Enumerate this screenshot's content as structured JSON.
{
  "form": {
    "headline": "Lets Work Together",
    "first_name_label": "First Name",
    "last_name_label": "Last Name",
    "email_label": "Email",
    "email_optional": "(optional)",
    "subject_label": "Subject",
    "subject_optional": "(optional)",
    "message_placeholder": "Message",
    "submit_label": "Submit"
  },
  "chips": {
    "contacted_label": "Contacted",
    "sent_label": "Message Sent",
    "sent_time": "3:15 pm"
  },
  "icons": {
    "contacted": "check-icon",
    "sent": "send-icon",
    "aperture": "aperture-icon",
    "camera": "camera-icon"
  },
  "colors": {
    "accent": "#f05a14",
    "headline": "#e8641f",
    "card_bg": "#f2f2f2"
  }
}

--- --- ---

## Stated problem
Extract every record. Keep wording exact.

## Complete answer
Enumerate this screenshot's content as structured JSON.
{
  "form": {
    "headline": "Lets Work Together",
    "first_name_label": "First Name",
    "last_name_label": "Last Name",
    "email_label": "Email",
    "email_optional": "(optional)",
    "subject_label": "Subject",
    "subject_optional": "(optional)",
    "message_placeholder": "Message",
    "submit_label": "Submit"
  },
  "chips": {
    "contacted_label": "Contacted",
    "sent_label": "Message Sent",
    "sent_time": "3:15 pm"
  },
  "icons": {
    "contacted": "check-icon",
    "sent": "send-icon",
    "aperture": "aperture-icon",
    "camera": "camera-icon"
  },
  "colors": {
    "accent": "#f05a14",
    "headline": "#e8641f",
    "card_bg": "#f2f2f2"
  }
}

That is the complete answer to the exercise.